Figure content listings
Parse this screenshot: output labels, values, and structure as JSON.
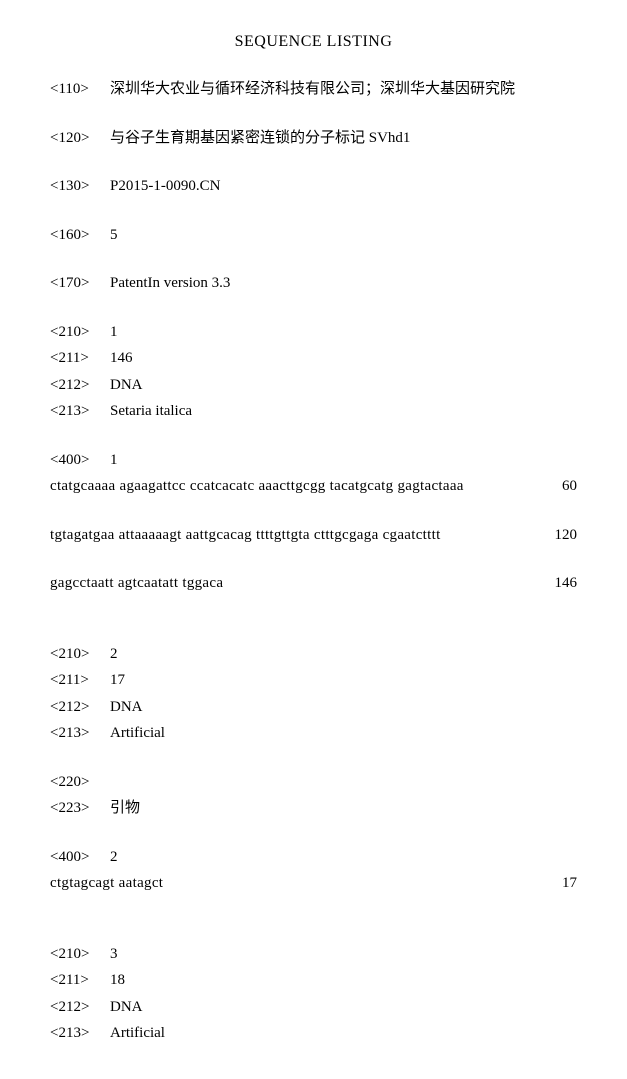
{
  "title": "SEQUENCE LISTING",
  "fields": {
    "f110": {
      "tag": "<110>",
      "value": "深圳华大农业与循环经济科技有限公司；深圳华大基因研究院"
    },
    "f120": {
      "tag": "<120>",
      "value": "与谷子生育期基因紧密连锁的分子标记 SVhd1"
    },
    "f130": {
      "tag": "<130>",
      "value": "P2015-1-0090.CN"
    },
    "f160": {
      "tag": "<160>",
      "value": "5"
    },
    "f170": {
      "tag": "<170>",
      "value": "PatentIn version 3.3"
    },
    "seq1": {
      "f210": {
        "tag": "<210>",
        "value": "1"
      },
      "f211": {
        "tag": "<211>",
        "value": "146"
      },
      "f212": {
        "tag": "<212>",
        "value": "DNA"
      },
      "f213": {
        "tag": "<213>",
        "value": "Setaria italica"
      },
      "f400": {
        "tag": "<400>",
        "value": "1"
      },
      "lines": [
        {
          "seq": "ctatgcaaaa agaagattcc ccatcacatc aaacttgcgg tacatgcatg gagtactaaa",
          "num": "60"
        },
        {
          "seq": "tgtagatgaa attaaaaagt aattgcacag ttttgttgta ctttgcgaga cgaatctttt",
          "num": "120"
        },
        {
          "seq": "gagcctaatt agtcaatatt tggaca",
          "num": "146"
        }
      ]
    },
    "seq2": {
      "f210": {
        "tag": "<210>",
        "value": "2"
      },
      "f211": {
        "tag": "<211>",
        "value": "17"
      },
      "f212": {
        "tag": "<212>",
        "value": "DNA"
      },
      "f213": {
        "tag": "<213>",
        "value": "Artificial"
      },
      "f220": {
        "tag": "<220>",
        "value": ""
      },
      "f223": {
        "tag": "<223>",
        "value": "引物"
      },
      "f400": {
        "tag": "<400>",
        "value": "2"
      },
      "lines": [
        {
          "seq": "ctgtagcagt aatagct",
          "num": "17"
        }
      ]
    },
    "seq3": {
      "f210": {
        "tag": "<210>",
        "value": "3"
      },
      "f211": {
        "tag": "<211>",
        "value": "18"
      },
      "f212": {
        "tag": "<212>",
        "value": "DNA"
      },
      "f213": {
        "tag": "<213>",
        "value": "Artificial"
      }
    }
  }
}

What you need to do | Omit the pictures, then quote the rest of the material above exactly.

Exercise result |
Parse this screenshot: output labels, values, and structure as JSON.
{
  "title": "SEQUENCE LISTING",
  "fields": {
    "f110": {
      "tag": "<110>",
      "value": "深圳华大农业与循环经济科技有限公司；深圳华大基因研究院"
    },
    "f120": {
      "tag": "<120>",
      "value": "与谷子生育期基因紧密连锁的分子标记 SVhd1"
    },
    "f130": {
      "tag": "<130>",
      "value": "P2015-1-0090.CN"
    },
    "f160": {
      "tag": "<160>",
      "value": "5"
    },
    "f170": {
      "tag": "<170>",
      "value": "PatentIn version 3.3"
    },
    "seq1": {
      "f210": {
        "tag": "<210>",
        "value": "1"
      },
      "f211": {
        "tag": "<211>",
        "value": "146"
      },
      "f212": {
        "tag": "<212>",
        "value": "DNA"
      },
      "f213": {
        "tag": "<213>",
        "value": "Setaria italica"
      },
      "f400": {
        "tag": "<400>",
        "value": "1"
      },
      "lines": [
        {
          "seq": "ctatgcaaaa agaagattcc ccatcacatc aaacttgcgg tacatgcatg gagtactaaa",
          "num": "60"
        },
        {
          "seq": "tgtagatgaa attaaaaagt aattgcacag ttttgttgta ctttgcgaga cgaatctttt",
          "num": "120"
        },
        {
          "seq": "gagcctaatt agtcaatatt tggaca",
          "num": "146"
        }
      ]
    },
    "seq2": {
      "f210": {
        "tag": "<210>",
        "value": "2"
      },
      "f211": {
        "tag": "<211>",
        "value": "17"
      },
      "f212": {
        "tag": "<212>",
        "value": "DNA"
      },
      "f213": {
        "tag": "<213>",
        "value": "Artificial"
      },
      "f220": {
        "tag": "<220>",
        "value": ""
      },
      "f223": {
        "tag": "<223>",
        "value": "引物"
      },
      "f400": {
        "tag": "<400>",
        "value": "2"
      },
      "lines": [
        {
          "seq": "ctgtagcagt aatagct",
          "num": "17"
        }
      ]
    },
    "seq3": {
      "f210": {
        "tag": "<210>",
        "value": "3"
      },
      "f211": {
        "tag": "<211>",
        "value": "18"
      },
      "f212": {
        "tag": "<212>",
        "value": "DNA"
      },
      "f213": {
        "tag": "<213>",
        "value": "Artificial"
      }
    }
  }
}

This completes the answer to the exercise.